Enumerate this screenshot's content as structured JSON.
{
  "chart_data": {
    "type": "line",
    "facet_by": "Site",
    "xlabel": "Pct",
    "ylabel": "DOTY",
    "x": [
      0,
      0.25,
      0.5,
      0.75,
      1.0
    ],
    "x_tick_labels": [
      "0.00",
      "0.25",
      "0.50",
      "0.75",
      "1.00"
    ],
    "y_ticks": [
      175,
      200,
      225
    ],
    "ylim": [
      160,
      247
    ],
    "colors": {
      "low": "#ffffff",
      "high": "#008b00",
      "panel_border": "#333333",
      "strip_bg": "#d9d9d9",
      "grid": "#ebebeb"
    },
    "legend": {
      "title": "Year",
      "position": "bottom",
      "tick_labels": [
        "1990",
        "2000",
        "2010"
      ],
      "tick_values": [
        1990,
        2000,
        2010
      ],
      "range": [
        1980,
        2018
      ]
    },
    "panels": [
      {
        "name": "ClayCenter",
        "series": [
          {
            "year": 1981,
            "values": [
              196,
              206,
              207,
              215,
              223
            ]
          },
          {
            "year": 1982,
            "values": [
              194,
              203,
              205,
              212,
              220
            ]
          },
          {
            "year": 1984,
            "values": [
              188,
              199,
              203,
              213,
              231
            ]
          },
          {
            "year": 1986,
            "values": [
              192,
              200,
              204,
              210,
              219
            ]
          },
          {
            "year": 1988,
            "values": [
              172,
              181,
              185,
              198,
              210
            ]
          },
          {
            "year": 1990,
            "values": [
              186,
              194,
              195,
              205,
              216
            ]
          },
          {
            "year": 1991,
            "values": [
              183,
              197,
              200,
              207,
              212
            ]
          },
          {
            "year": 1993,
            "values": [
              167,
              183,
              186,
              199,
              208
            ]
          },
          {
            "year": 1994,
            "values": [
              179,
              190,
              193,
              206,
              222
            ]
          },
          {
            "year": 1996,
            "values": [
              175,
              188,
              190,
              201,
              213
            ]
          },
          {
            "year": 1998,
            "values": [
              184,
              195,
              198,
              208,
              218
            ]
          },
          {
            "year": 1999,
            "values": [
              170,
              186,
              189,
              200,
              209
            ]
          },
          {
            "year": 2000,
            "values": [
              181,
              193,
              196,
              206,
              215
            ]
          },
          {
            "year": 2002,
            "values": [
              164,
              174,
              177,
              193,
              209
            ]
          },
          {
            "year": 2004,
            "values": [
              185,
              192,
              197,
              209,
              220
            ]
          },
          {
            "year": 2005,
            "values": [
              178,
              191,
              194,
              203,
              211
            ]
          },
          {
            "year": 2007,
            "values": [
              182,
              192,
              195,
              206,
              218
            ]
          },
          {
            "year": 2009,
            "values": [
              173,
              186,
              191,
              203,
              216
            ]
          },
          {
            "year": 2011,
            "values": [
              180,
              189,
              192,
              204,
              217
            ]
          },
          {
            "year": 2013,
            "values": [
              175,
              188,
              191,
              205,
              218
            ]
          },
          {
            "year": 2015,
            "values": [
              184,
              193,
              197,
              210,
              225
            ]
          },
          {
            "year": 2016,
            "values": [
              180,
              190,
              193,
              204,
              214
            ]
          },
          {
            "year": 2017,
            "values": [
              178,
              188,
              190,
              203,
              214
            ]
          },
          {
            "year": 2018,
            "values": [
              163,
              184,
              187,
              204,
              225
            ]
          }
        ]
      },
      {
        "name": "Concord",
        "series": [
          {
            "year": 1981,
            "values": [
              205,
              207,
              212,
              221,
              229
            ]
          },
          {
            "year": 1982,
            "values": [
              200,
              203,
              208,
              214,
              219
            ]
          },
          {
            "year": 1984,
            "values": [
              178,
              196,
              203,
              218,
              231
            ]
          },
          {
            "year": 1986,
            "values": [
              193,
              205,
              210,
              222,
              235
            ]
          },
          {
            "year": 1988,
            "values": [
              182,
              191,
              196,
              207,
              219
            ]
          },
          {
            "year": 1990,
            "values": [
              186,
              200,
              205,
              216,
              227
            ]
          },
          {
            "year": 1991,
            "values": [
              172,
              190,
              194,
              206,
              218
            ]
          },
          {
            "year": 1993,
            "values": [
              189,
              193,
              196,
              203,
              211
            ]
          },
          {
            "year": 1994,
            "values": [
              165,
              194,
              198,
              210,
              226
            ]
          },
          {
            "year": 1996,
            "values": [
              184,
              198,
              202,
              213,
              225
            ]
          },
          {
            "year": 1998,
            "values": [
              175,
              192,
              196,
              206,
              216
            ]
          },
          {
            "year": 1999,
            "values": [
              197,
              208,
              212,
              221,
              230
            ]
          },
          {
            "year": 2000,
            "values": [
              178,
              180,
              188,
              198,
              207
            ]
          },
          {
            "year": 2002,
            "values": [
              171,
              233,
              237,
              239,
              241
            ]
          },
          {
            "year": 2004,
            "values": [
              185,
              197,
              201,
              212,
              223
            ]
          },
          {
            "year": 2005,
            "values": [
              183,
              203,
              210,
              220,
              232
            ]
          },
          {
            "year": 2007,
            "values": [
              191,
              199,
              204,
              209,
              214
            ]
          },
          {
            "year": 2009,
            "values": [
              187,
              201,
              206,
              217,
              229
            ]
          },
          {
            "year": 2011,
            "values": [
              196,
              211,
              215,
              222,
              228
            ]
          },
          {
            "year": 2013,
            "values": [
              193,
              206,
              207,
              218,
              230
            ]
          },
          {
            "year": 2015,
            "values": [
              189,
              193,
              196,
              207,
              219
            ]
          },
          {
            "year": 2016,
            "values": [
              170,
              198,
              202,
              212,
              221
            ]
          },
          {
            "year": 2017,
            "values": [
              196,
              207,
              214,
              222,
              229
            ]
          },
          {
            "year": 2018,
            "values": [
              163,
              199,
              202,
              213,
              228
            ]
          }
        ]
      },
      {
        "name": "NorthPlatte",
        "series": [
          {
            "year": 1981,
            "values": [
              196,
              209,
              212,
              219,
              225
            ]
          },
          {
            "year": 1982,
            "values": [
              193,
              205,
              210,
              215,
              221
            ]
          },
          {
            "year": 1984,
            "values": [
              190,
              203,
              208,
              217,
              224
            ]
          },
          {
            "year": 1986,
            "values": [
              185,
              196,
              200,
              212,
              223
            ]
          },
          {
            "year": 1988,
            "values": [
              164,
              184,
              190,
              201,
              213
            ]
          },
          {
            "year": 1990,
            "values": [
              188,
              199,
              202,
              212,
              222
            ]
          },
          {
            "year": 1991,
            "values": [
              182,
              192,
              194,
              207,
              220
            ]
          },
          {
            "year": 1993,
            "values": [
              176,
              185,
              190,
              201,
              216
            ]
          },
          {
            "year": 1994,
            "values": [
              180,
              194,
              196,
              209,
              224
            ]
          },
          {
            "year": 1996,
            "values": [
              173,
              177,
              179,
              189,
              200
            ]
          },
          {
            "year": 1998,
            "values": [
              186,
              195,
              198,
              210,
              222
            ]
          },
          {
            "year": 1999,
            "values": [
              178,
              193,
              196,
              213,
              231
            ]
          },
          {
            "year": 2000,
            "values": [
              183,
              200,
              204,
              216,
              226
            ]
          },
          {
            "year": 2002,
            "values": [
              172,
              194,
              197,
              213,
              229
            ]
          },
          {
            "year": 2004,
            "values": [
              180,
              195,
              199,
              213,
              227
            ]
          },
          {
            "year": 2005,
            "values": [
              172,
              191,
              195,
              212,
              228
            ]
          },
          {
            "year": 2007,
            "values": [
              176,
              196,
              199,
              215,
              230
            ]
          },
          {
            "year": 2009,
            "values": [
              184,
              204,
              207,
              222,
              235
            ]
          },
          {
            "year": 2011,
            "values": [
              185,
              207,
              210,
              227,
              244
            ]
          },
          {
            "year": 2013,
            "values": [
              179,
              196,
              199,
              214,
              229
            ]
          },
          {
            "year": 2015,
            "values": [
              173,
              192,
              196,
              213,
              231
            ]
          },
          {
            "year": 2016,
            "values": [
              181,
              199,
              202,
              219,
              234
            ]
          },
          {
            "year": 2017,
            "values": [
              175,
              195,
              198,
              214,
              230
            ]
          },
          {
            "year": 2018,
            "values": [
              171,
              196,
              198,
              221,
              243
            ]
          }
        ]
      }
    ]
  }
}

---

Your task is to pick out every line with the string "name" and copy it.

        "name": "ClayCenter",
        "name": "Concord",
        "name": "NorthPlatte",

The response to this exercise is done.